*** PAGE TEXT ***

ORGANIC MATRIX IN THE PORIFERA AND CNIDARIA: DÉJÀ VU THROUGH A TEMPORAL TELESCOPE
In this report I can add examples from the Porifera and Cnidaria. Although the individual spicules of sponges such as Leucosolenia and Grantia show no signs of internal matrix, the more massive sclerosponges such as Ceratoporella exhibit typical lacy meshworks of matrix. Moreover, some fossil sponges, including Paleozoic Girtyocoelia, Chaetetes, and an unidentified stromatoporoid, have preserved matrix remnants dispersed through recrystallized calcite skeletons. Among cnidarians, the hydrozoans Millepora and Stylaster have matrix, although irregular, while the octocorals Eugorgia and Tubipora, and the scleractinians Oculina and Paracyathus, exhibit a very characteristic lacy mesh. Even a member of the Rugosa, an unidentified horn coral from the Silurian of Gotland, shows remnants of a lacy matrix dispersed through a blocky calcite skeleton.
The physical attributes of the organic matrix observed in these two phyla fit nicely with the general trend of a fundamentally identical material being adapted to more complex functions by the more complex groups of organisms. An unexpected result is the startling capacity for preservation, at least physically, of these organic components.

*** End of PAGE TEXT ***
*** INFORMATION GIVEN ***

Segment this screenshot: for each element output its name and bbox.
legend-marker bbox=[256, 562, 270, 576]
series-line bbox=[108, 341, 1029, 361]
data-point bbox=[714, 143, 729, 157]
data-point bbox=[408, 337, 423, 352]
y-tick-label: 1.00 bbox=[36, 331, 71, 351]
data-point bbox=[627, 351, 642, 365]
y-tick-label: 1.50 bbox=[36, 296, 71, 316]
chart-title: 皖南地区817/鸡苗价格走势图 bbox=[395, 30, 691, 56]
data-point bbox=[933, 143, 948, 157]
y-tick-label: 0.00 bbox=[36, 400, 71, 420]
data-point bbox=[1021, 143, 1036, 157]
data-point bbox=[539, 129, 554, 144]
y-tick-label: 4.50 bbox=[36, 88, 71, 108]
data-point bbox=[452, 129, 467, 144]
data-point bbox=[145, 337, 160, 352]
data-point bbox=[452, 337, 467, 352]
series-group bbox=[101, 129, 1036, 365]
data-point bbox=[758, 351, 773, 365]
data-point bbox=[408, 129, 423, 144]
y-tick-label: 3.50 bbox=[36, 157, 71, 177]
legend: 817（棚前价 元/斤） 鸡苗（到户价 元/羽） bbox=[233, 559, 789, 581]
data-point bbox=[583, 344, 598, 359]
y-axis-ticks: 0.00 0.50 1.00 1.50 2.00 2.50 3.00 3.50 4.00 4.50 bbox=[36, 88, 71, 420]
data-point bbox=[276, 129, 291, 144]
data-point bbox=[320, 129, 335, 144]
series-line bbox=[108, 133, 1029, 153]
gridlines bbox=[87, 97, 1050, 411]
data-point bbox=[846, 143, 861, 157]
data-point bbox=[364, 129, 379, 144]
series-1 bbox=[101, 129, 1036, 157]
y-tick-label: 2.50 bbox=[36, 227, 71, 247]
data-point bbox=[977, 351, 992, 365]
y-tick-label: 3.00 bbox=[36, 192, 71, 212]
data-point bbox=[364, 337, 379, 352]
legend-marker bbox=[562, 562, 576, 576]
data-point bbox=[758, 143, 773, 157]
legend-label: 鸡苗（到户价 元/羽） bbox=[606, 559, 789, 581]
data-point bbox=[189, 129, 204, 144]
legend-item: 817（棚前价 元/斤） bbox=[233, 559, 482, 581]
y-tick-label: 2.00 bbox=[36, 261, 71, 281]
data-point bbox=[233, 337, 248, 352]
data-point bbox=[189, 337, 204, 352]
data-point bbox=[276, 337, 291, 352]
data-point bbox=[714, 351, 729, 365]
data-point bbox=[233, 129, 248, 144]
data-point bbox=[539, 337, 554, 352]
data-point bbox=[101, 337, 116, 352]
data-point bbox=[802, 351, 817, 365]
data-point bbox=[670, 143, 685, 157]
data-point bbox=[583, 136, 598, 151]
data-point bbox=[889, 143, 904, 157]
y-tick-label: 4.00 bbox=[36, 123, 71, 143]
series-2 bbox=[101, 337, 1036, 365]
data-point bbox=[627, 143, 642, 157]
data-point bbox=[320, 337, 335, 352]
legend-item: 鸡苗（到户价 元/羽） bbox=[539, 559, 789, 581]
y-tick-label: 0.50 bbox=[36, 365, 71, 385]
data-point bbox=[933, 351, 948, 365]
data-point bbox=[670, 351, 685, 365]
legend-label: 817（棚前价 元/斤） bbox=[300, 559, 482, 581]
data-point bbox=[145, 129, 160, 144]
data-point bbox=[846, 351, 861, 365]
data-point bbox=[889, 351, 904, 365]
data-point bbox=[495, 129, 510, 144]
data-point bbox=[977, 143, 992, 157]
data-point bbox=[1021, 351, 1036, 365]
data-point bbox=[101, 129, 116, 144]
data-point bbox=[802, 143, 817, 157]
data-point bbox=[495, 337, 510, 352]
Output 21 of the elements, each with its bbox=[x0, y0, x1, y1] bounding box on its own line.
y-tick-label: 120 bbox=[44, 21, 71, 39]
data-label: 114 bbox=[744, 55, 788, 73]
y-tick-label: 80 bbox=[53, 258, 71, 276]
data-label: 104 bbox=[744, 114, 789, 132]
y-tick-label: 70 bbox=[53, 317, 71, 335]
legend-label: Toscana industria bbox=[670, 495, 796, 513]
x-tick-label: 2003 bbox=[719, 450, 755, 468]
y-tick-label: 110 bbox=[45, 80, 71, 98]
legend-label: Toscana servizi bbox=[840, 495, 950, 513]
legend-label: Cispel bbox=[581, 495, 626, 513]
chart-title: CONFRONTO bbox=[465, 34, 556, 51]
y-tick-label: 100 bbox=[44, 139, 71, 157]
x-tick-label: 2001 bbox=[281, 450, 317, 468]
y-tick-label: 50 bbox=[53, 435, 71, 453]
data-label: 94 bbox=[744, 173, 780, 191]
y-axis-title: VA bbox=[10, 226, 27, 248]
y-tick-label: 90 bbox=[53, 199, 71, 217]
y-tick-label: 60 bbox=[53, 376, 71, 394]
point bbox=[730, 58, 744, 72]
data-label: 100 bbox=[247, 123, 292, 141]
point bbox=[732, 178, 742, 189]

*** End of INFORMATION GIVEN ***

Output the full text on organic matrix in sponges and cnidarians word for word.

SOLUTION TO THIS TASK.
ORGANIC MATRIX IN THE PORIFERA AND CNIDARIA: DÉJÀ VU THROUGH A TEMPORAL TELESCOPE
In this report I can add examples from the Porifera and Cnidaria. Although the individual spicules of sponges such as Leucosolenia and Grantia show no signs of internal matrix, the more massive sclerosponges such as Ceratoporella exhibit typical lacy meshworks of matrix. Moreover, some fossil sponges, including Paleozoic Girtyocoelia, Chaetetes, and an unidentified stromatoporoid, have preserved matrix remnants dispersed through recrystallized calcite skeletons. Among cnidarians, the hydrozoans Millepora and Stylaster have matrix, although irregular, while the octocorals Eugorgia and Tubipora, and the scleractinians Oculina and Paracyathus, exhibit a very characteristic lacy mesh. Even a member of the Rugosa, an unidentified horn coral from the Silurian of Gotland, shows remnants of a lacy matrix dispersed through a blocky calcite skeleton.
The physical attributes of the organic matrix observed in these two phyla fit nicely with the general trend of a fundamentally identical material being adapted to more complex functions by the more complex groups of organisms. An unexpected result is the startling capacity for preservation, at least physically, of these organic components.